## Begin Input rows
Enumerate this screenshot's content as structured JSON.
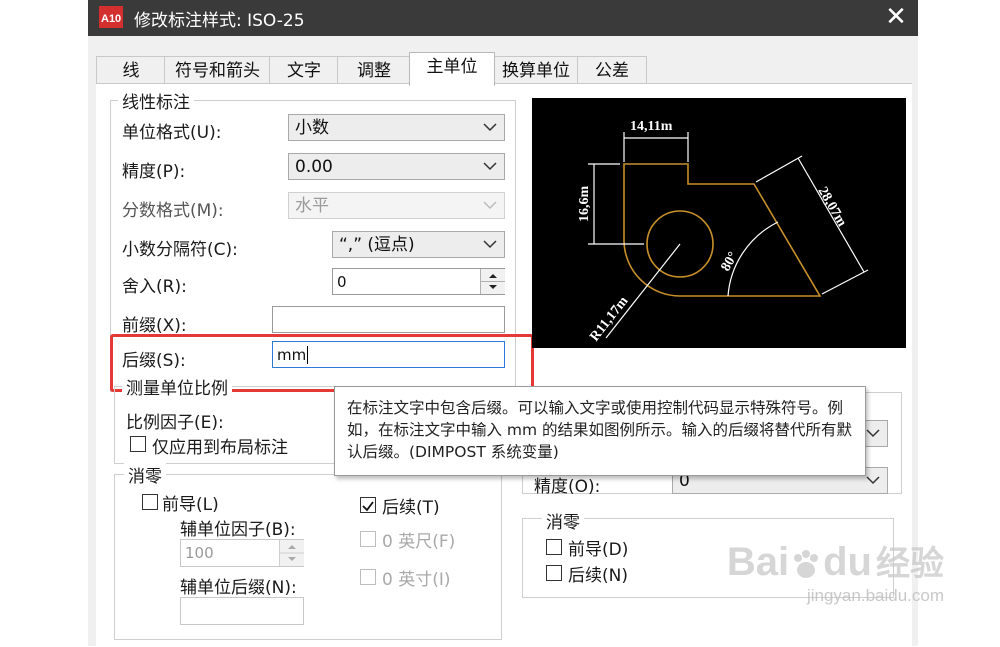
{
  "window": {
    "title": "修改标注样式: ISO-25",
    "close_glyph": "✕",
    "app_icon_text": "A10"
  },
  "tabs": [
    {
      "label": "线"
    },
    {
      "label": "符号和箭头"
    },
    {
      "label": "文字"
    },
    {
      "label": "调整"
    },
    {
      "label": "主单位"
    },
    {
      "label": "换算单位"
    },
    {
      "label": "公差"
    }
  ],
  "linear": {
    "group_title": "线性标注",
    "unit_format_label": "单位格式(U):",
    "unit_format_value": "小数",
    "precision_label": "精度(P):",
    "precision_value": "0.00",
    "fraction_label": "分数格式(M):",
    "fraction_value": "水平",
    "decimal_sep_label": "小数分隔符(C):",
    "decimal_sep_value": "“,” (逗点)",
    "round_label": "舍入(R):",
    "round_value": "0",
    "prefix_label": "前缀(X):",
    "prefix_value": "",
    "suffix_label": "后缀(S):",
    "suffix_value": "mm"
  },
  "scale": {
    "group_title": "测量单位比例",
    "factor_label": "比例因子(E):",
    "layout_only_label": "仅应用到布局标注"
  },
  "zero_supp": {
    "group_title": "消零",
    "leading_label": "前导(L)",
    "trailing_label": "后续(T)",
    "trailing_checked": true,
    "sub_factor_label": "辅单位因子(B):",
    "sub_factor_value": "100",
    "sub_suffix_label": "辅单位后缀(N):",
    "feet_label": "0 英尺(F)",
    "inches_label": "0 英寸(I)"
  },
  "angular": {
    "precision_label": "精度(O):",
    "precision_value": "0",
    "zero_title": "消零",
    "leading_label": "前导(D)",
    "trailing_label": "后续(N)"
  },
  "preview": {
    "dim_top": "14,11m",
    "dim_left": "16,6m",
    "dim_right": "28,07m",
    "dim_angle": "80°",
    "dim_radius": "R11,17m"
  },
  "tooltip": {
    "text": "在标注文字中包含后缀。可以输入文字或使用控制代码显示特殊符号。例如，在标注文字中输入 mm 的结果如图例所示。输入的后缀将替代所有默认后缀。(DIMPOST 系统变量)"
  },
  "watermark": {
    "brand": "Bai",
    "brand2": "du",
    "jingyan": "经验",
    "url": "jingyan.baidu.com"
  },
  "colors": {
    "accent": "#2b7bd6",
    "highlight_box": "#e53935",
    "preview_lines": "#c8902a"
  }
}
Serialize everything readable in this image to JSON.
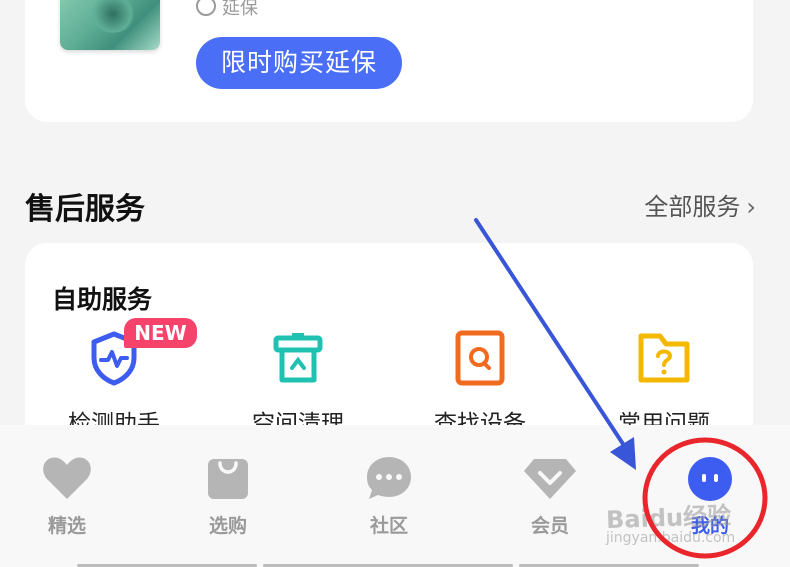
{
  "product": {
    "warranty_label": "延保",
    "buy_button": "限时购买延保"
  },
  "after_sales": {
    "title": "售后服务",
    "all_services": "全部服务"
  },
  "self_service": {
    "title": "自助服务",
    "badge": "NEW",
    "items": [
      {
        "label": "检测助手",
        "icon": "shield-pulse-icon"
      },
      {
        "label": "空间清理",
        "icon": "trash-can-icon"
      },
      {
        "label": "查找设备",
        "icon": "find-device-icon"
      },
      {
        "label": "常用问题",
        "icon": "question-folder-icon"
      }
    ]
  },
  "tabbar": {
    "tabs": [
      {
        "label": "精选",
        "icon": "heart-icon"
      },
      {
        "label": "选购",
        "icon": "shopping-bag-icon"
      },
      {
        "label": "社区",
        "icon": "chat-bubble-icon"
      },
      {
        "label": "会员",
        "icon": "diamond-icon"
      },
      {
        "label": "我的",
        "icon": "face-icon"
      }
    ],
    "active": "我的"
  },
  "annotations": {
    "watermark": "Baidu经验",
    "watermark_sub": "jingyan.baidu.com"
  },
  "colors": {
    "accent": "#4a6ef5",
    "tab_active": "#3d5cf0",
    "badge": "#f5436b",
    "annotation": "#e8262b",
    "arrow": "#3a56d8",
    "icon_blue": "#3d5cf0",
    "icon_teal": "#1fc2b0",
    "icon_orange": "#f06a1f",
    "icon_yellow": "#f5b800",
    "tab_inactive": "#9a9a9a"
  }
}
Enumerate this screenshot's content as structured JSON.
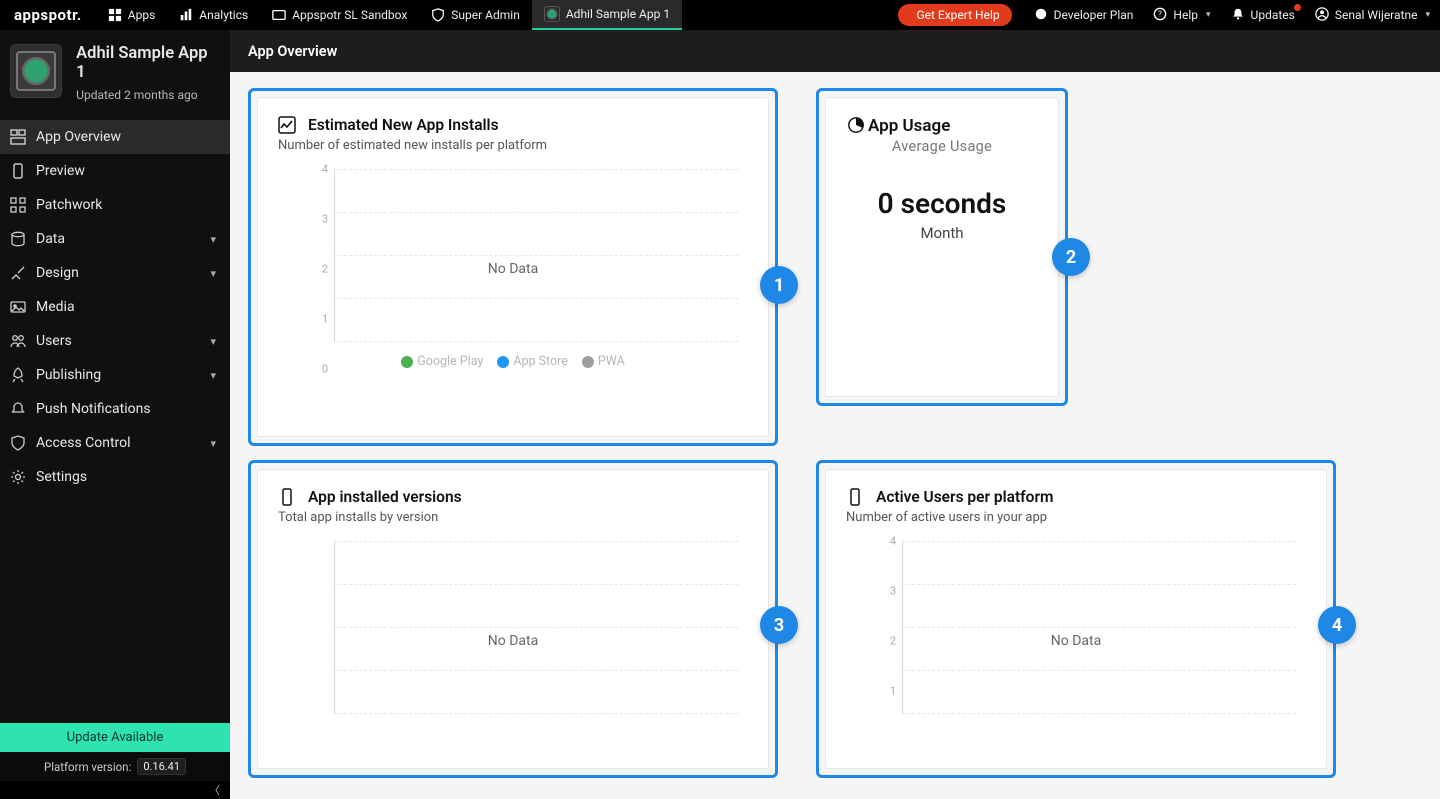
## End Input rows
Transcribe the material exactly, leaving every picture out.

Enumerate this screenshot's content as structured JSON.
{
  "window": {
    "title": "修改标注样式: ISO-25",
    "close_glyph": "✕",
    "app_icon_text": "A10"
  },
  "tabs": [
    {
      "label": "线"
    },
    {
      "label": "符号和箭头"
    },
    {
      "label": "文字"
    },
    {
      "label": "调整"
    },
    {
      "label": "主单位"
    },
    {
      "label": "换算单位"
    },
    {
      "label": "公差"
    }
  ],
  "linear": {
    "group_title": "线性标注",
    "unit_format_label": "单位格式(U):",
    "unit_format_value": "小数",
    "precision_label": "精度(P):",
    "precision_value": "0.00",
    "fraction_label": "分数格式(M):",
    "fraction_value": "水平",
    "decimal_sep_label": "小数分隔符(C):",
    "decimal_sep_value": "“,” (逗点)",
    "round_label": "舍入(R):",
    "round_value": "0",
    "prefix_label": "前缀(X):",
    "prefix_value": "",
    "suffix_label": "后缀(S):",
    "suffix_value": "mm"
  },
  "scale": {
    "group_title": "测量单位比例",
    "factor_label": "比例因子(E):",
    "layout_only_label": "仅应用到布局标注"
  },
  "zero_supp": {
    "group_title": "消零",
    "leading_label": "前导(L)",
    "trailing_label": "后续(T)",
    "trailing_checked": true,
    "sub_factor_label": "辅单位因子(B):",
    "sub_factor_value": "100",
    "sub_suffix_label": "辅单位后缀(N):",
    "feet_label": "0 英尺(F)",
    "inches_label": "0 英寸(I)"
  },
  "angular": {
    "precision_label": "精度(O):",
    "precision_value": "0",
    "zero_title": "消零",
    "leading_label": "前导(D)",
    "trailing_label": "后续(N)"
  },
  "preview": {
    "dim_top": "14,11m",
    "dim_left": "16,6m",
    "dim_right": "28,07m",
    "dim_angle": "80°",
    "dim_radius": "R11,17m"
  },
  "tooltip": {
    "text": "在标注文字中包含后缀。可以输入文字或使用控制代码显示特殊符号。例如，在标注文字中输入 mm 的结果如图例所示。输入的后缀将替代所有默认后缀。(DIMPOST 系统变量)"
  },
  "watermark": {
    "brand": "Bai",
    "brand2": "du",
    "jingyan": "经验",
    "url": "jingyan.baidu.com"
  },
  "colors": {
    "accent": "#2b7bd6",
    "highlight_box": "#e53935",
    "preview_lines": "#c8902a"
  }
}
Serialize everything readable in this image to JSON.
{
  "product": {
    "warranty_label": "延保",
    "buy_button": "限时购买延保"
  },
  "after_sales": {
    "title": "售后服务",
    "all_services": "全部服务"
  },
  "self_service": {
    "title": "自助服务",
    "badge": "NEW",
    "items": [
      {
        "label": "检测助手",
        "icon": "shield-pulse-icon"
      },
      {
        "label": "空间清理",
        "icon": "trash-can-icon"
      },
      {
        "label": "查找设备",
        "icon": "find-device-icon"
      },
      {
        "label": "常用问题",
        "icon": "question-folder-icon"
      }
    ]
  },
  "tabbar": {
    "tabs": [
      {
        "label": "精选",
        "icon": "heart-icon"
      },
      {
        "label": "选购",
        "icon": "shopping-bag-icon"
      },
      {
        "label": "社区",
        "icon": "chat-bubble-icon"
      },
      {
        "label": "会员",
        "icon": "diamond-icon"
      },
      {
        "label": "我的",
        "icon": "face-icon"
      }
    ],
    "active": "我的"
  },
  "annotations": {
    "watermark": "Baidu经验",
    "watermark_sub": "jingyan.baidu.com"
  },
  "colors": {
    "accent": "#4a6ef5",
    "tab_active": "#3d5cf0",
    "badge": "#f5436b",
    "annotation": "#e8262b",
    "arrow": "#3a56d8",
    "icon_blue": "#3d5cf0",
    "icon_teal": "#1fc2b0",
    "icon_orange": "#f06a1f",
    "icon_yellow": "#f5b800",
    "tab_inactive": "#9a9a9a"
  }
}
Enumerate this screenshot's content as structured JSON.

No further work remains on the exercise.